━━━━━ EXERCISE INPUTS ━━━━━

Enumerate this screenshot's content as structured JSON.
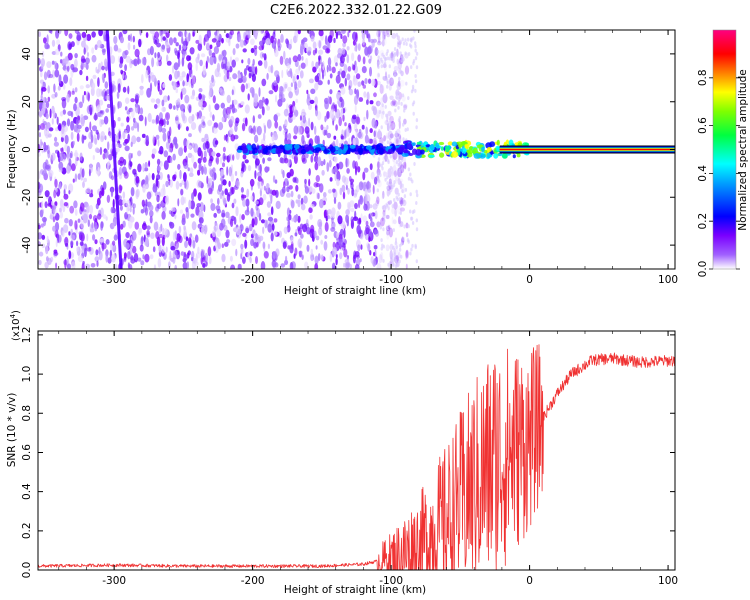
{
  "title": "C2E6.2022.332.01.22.G09",
  "chart_data": [
    {
      "type": "heatmap",
      "name": "spectrogram",
      "xlabel": "Height of straight line (km)",
      "ylabel": "Frequency (Hz)",
      "xlim": [
        -355,
        105
      ],
      "ylim": [
        -50,
        50
      ],
      "xticks": [
        -300,
        -200,
        -100,
        0,
        100
      ],
      "yticks": [
        -40,
        -20,
        0,
        20,
        40
      ],
      "colorbar": {
        "label": "Normalized spectral amplitude",
        "range": [
          0,
          1
        ],
        "ticks": [
          "0.0",
          "0.2",
          "0.4",
          "0.6",
          "0.8"
        ],
        "colormap": [
          "#ffffff",
          "#7a00ff",
          "#0000ff",
          "#00ffff",
          "#00ff00",
          "#ffff00",
          "#ff0000",
          "#ff0080"
        ]
      },
      "features": {
        "noise_region_x": [
          -355,
          -110
        ],
        "signal_line_start_x": 0,
        "signal_line_freq": 0,
        "diagonal_streak": {
          "x_top": -305,
          "x_bottom": -300
        }
      }
    },
    {
      "type": "line",
      "name": "snr",
      "xlabel": "Height of straight line (km)",
      "ylabel": "SNR (10 * v/v)",
      "yscale_label": "(x10",
      "yscale_exp": "4",
      "yscale_close": ")",
      "xlim": [
        -355,
        105
      ],
      "ylim": [
        0,
        1.22
      ],
      "xticks": [
        -300,
        -200,
        -100,
        0,
        100
      ],
      "yticks": [
        0.0,
        0.2,
        0.4,
        0.6,
        0.8,
        1.0,
        1.2
      ],
      "color": "#f03232",
      "profile": [
        [
          -355,
          0.02
        ],
        [
          -300,
          0.025
        ],
        [
          -250,
          0.02
        ],
        [
          -200,
          0.02
        ],
        [
          -150,
          0.02
        ],
        [
          -120,
          0.03
        ],
        [
          -100,
          0.06
        ],
        [
          -80,
          0.12
        ],
        [
          -60,
          0.25
        ],
        [
          -40,
          0.45
        ],
        [
          -25,
          0.55
        ],
        [
          -10,
          0.62
        ],
        [
          0,
          0.66
        ],
        [
          10,
          0.78
        ],
        [
          20,
          0.9
        ],
        [
          30,
          1.0
        ],
        [
          45,
          1.07
        ],
        [
          60,
          1.08
        ],
        [
          80,
          1.06
        ],
        [
          105,
          1.07
        ]
      ]
    }
  ]
}
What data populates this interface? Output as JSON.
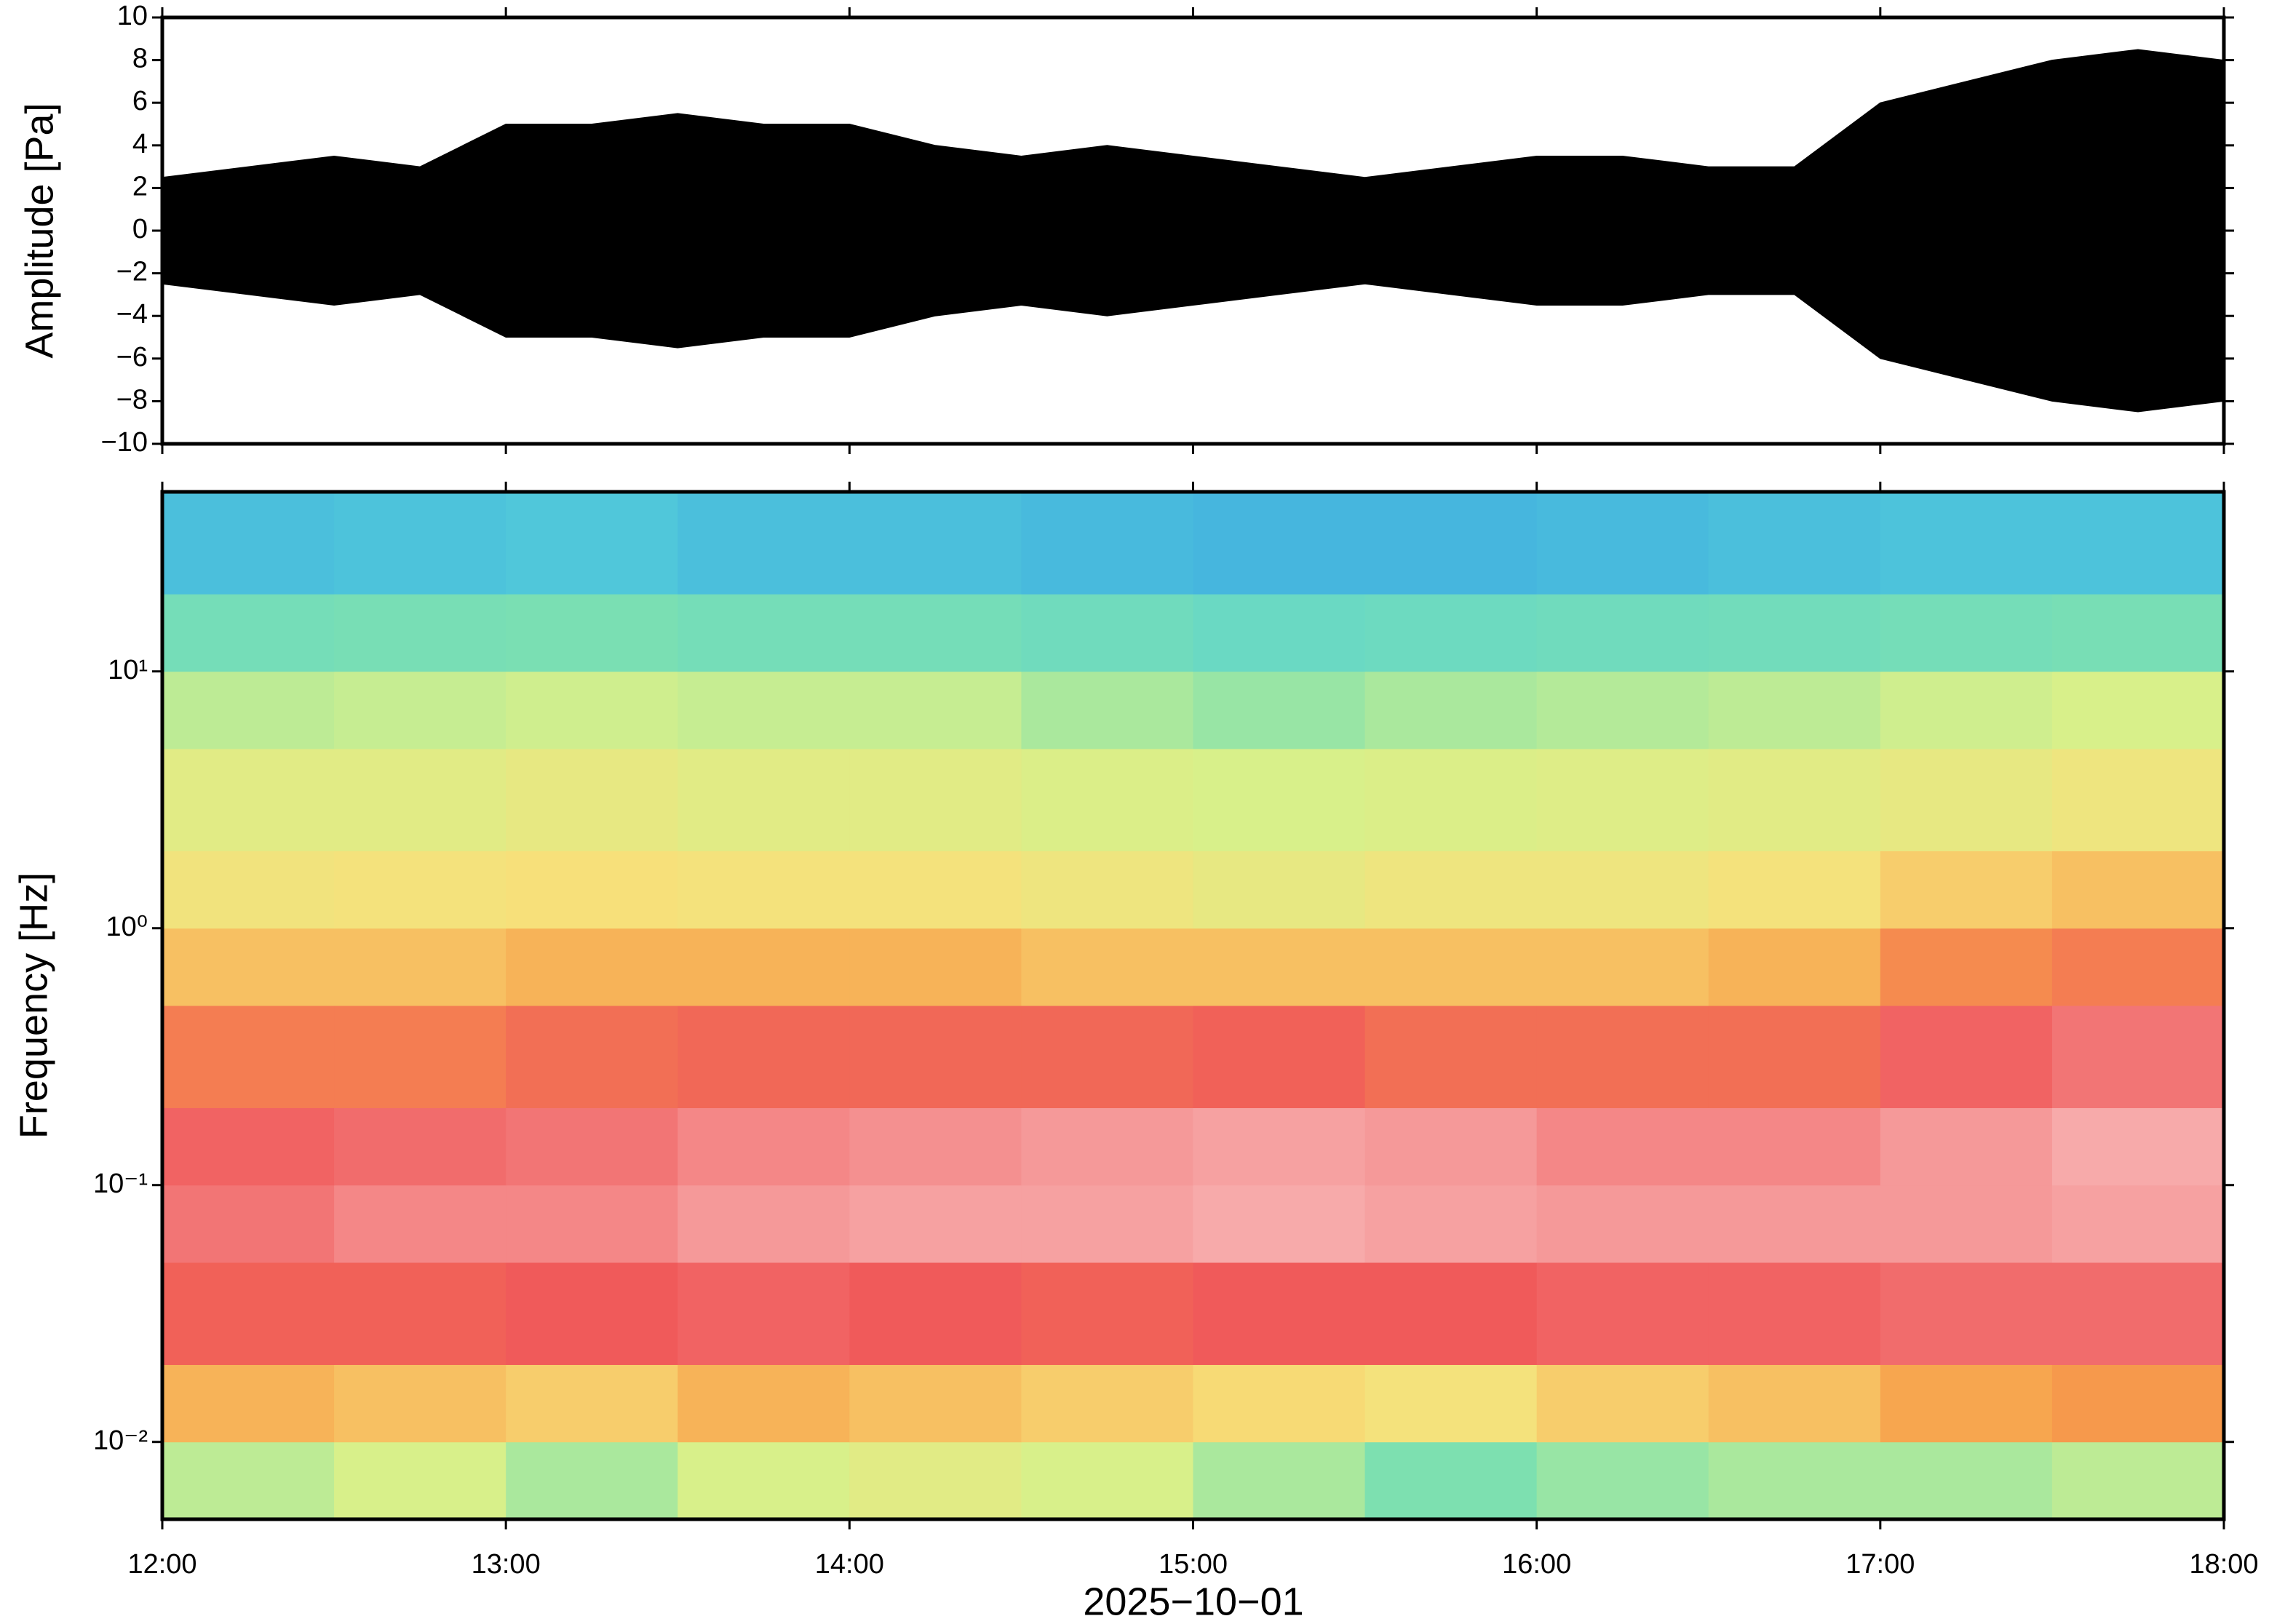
{
  "chart_data": [
    {
      "type": "envelope",
      "ylabel": "Amplitude [Pa]",
      "color": "#000000",
      "xlim": [
        12,
        18
      ],
      "xticks": [
        12,
        13,
        14,
        15,
        16,
        17,
        18
      ],
      "ylim": [
        -10,
        10
      ],
      "yticks": [
        {
          "value": -10,
          "label": "−10"
        },
        {
          "value": -8,
          "label": "−8"
        },
        {
          "value": -6,
          "label": "−6"
        },
        {
          "value": -4,
          "label": "−4"
        },
        {
          "value": -2,
          "label": "−2"
        },
        0,
        2,
        4,
        6,
        8,
        10
      ],
      "x": [
        12,
        12.25,
        12.5,
        12.75,
        13,
        13.25,
        13.5,
        13.75,
        14,
        14.25,
        14.5,
        14.75,
        15,
        15.25,
        15.5,
        15.75,
        16,
        16.25,
        16.5,
        16.75,
        17,
        17.25,
        17.5,
        17.75,
        18
      ],
      "upper": [
        2.5,
        3,
        3.5,
        3,
        5,
        5,
        5.5,
        5,
        5,
        4,
        3.5,
        4,
        3.5,
        3,
        2.5,
        3,
        3.5,
        3.5,
        3,
        3,
        6,
        7,
        8,
        8.5,
        8
      ],
      "lower": [
        -2.5,
        -3,
        -3.5,
        -3,
        -5,
        -5,
        -5.5,
        -5,
        -5,
        -4,
        -3.5,
        -4,
        -3.5,
        -3,
        -2.5,
        -3,
        -3.5,
        -3.5,
        -3,
        -3,
        -6,
        -7,
        -8,
        -8.5,
        -8
      ]
    },
    {
      "type": "heatmap",
      "ylabel": "Frequency [Hz]",
      "xlabel": "2025−10−01",
      "log_y": true,
      "xlim": [
        12,
        18
      ],
      "xticks": [
        {
          "value": 12,
          "label": "12:00"
        },
        {
          "value": 13,
          "label": "13:00"
        },
        {
          "value": 14,
          "label": "14:00"
        },
        {
          "value": 15,
          "label": "15:00"
        },
        {
          "value": 16,
          "label": "16:00"
        },
        {
          "value": 17,
          "label": "17:00"
        },
        {
          "value": 18,
          "label": "18:00"
        }
      ],
      "ylim": [
        0.005,
        50
      ],
      "yticks": [
        {
          "value": 0.01,
          "label": "10⁻²"
        },
        {
          "value": 0.1,
          "label": "10⁻¹"
        },
        {
          "value": 1,
          "label": "10⁰"
        },
        {
          "value": 10,
          "label": "10¹"
        }
      ],
      "x_edges": [
        12,
        12.5,
        13,
        13.5,
        14,
        14.5,
        15,
        15.5,
        16,
        16.5,
        17,
        17.5,
        18
      ],
      "y_edges": [
        0.005,
        0.01,
        0.02,
        0.05,
        0.1,
        0.2,
        0.5,
        1,
        2,
        5,
        10,
        20,
        50
      ],
      "zlim": [
        0,
        1
      ],
      "colormap": [
        {
          "value": 0,
          "color": "#0a0a80"
        },
        {
          "value": 0.15,
          "color": "#2f8fe6"
        },
        {
          "value": 0.3,
          "color": "#55d0d8"
        },
        {
          "value": 0.45,
          "color": "#7de0b0"
        },
        {
          "value": 0.55,
          "color": "#d8f08a"
        },
        {
          "value": 0.65,
          "color": "#f7e07a"
        },
        {
          "value": 0.75,
          "color": "#f7a04a"
        },
        {
          "value": 0.85,
          "color": "#f05a5a"
        },
        {
          "value": 1,
          "color": "#fbe0e0"
        }
      ],
      "z": [
        [
          0.52,
          0.55,
          0.5,
          0.55,
          0.58,
          0.55,
          0.5,
          0.45,
          0.48,
          0.5,
          0.5,
          0.52
        ],
        [
          0.72,
          0.7,
          0.68,
          0.72,
          0.7,
          0.68,
          0.66,
          0.64,
          0.68,
          0.7,
          0.74,
          0.76
        ],
        [
          0.84,
          0.84,
          0.85,
          0.86,
          0.85,
          0.84,
          0.85,
          0.85,
          0.86,
          0.86,
          0.87,
          0.87
        ],
        [
          0.88,
          0.9,
          0.9,
          0.92,
          0.93,
          0.93,
          0.94,
          0.93,
          0.92,
          0.92,
          0.92,
          0.93
        ],
        [
          0.86,
          0.87,
          0.88,
          0.9,
          0.91,
          0.92,
          0.93,
          0.92,
          0.9,
          0.9,
          0.92,
          0.94
        ],
        [
          0.8,
          0.8,
          0.82,
          0.83,
          0.83,
          0.83,
          0.84,
          0.82,
          0.82,
          0.82,
          0.86,
          0.88
        ],
        [
          0.7,
          0.7,
          0.72,
          0.72,
          0.72,
          0.7,
          0.7,
          0.7,
          0.7,
          0.72,
          0.78,
          0.8
        ],
        [
          0.63,
          0.64,
          0.65,
          0.64,
          0.64,
          0.62,
          0.6,
          0.62,
          0.62,
          0.64,
          0.68,
          0.7
        ],
        [
          0.58,
          0.58,
          0.6,
          0.58,
          0.58,
          0.56,
          0.55,
          0.56,
          0.57,
          0.58,
          0.6,
          0.62
        ],
        [
          0.52,
          0.53,
          0.54,
          0.53,
          0.53,
          0.5,
          0.48,
          0.5,
          0.51,
          0.52,
          0.54,
          0.55
        ],
        [
          0.42,
          0.43,
          0.44,
          0.42,
          0.42,
          0.4,
          0.38,
          0.39,
          0.4,
          0.41,
          0.42,
          0.43
        ],
        [
          0.26,
          0.27,
          0.28,
          0.26,
          0.26,
          0.25,
          0.24,
          0.24,
          0.25,
          0.26,
          0.27,
          0.27
        ]
      ]
    }
  ]
}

━━━━━

WHAT IS ASKED =>
Report the number of lines in the listing that include the string "JSON"; give nothing but the number.

FINISHED TASK =>
2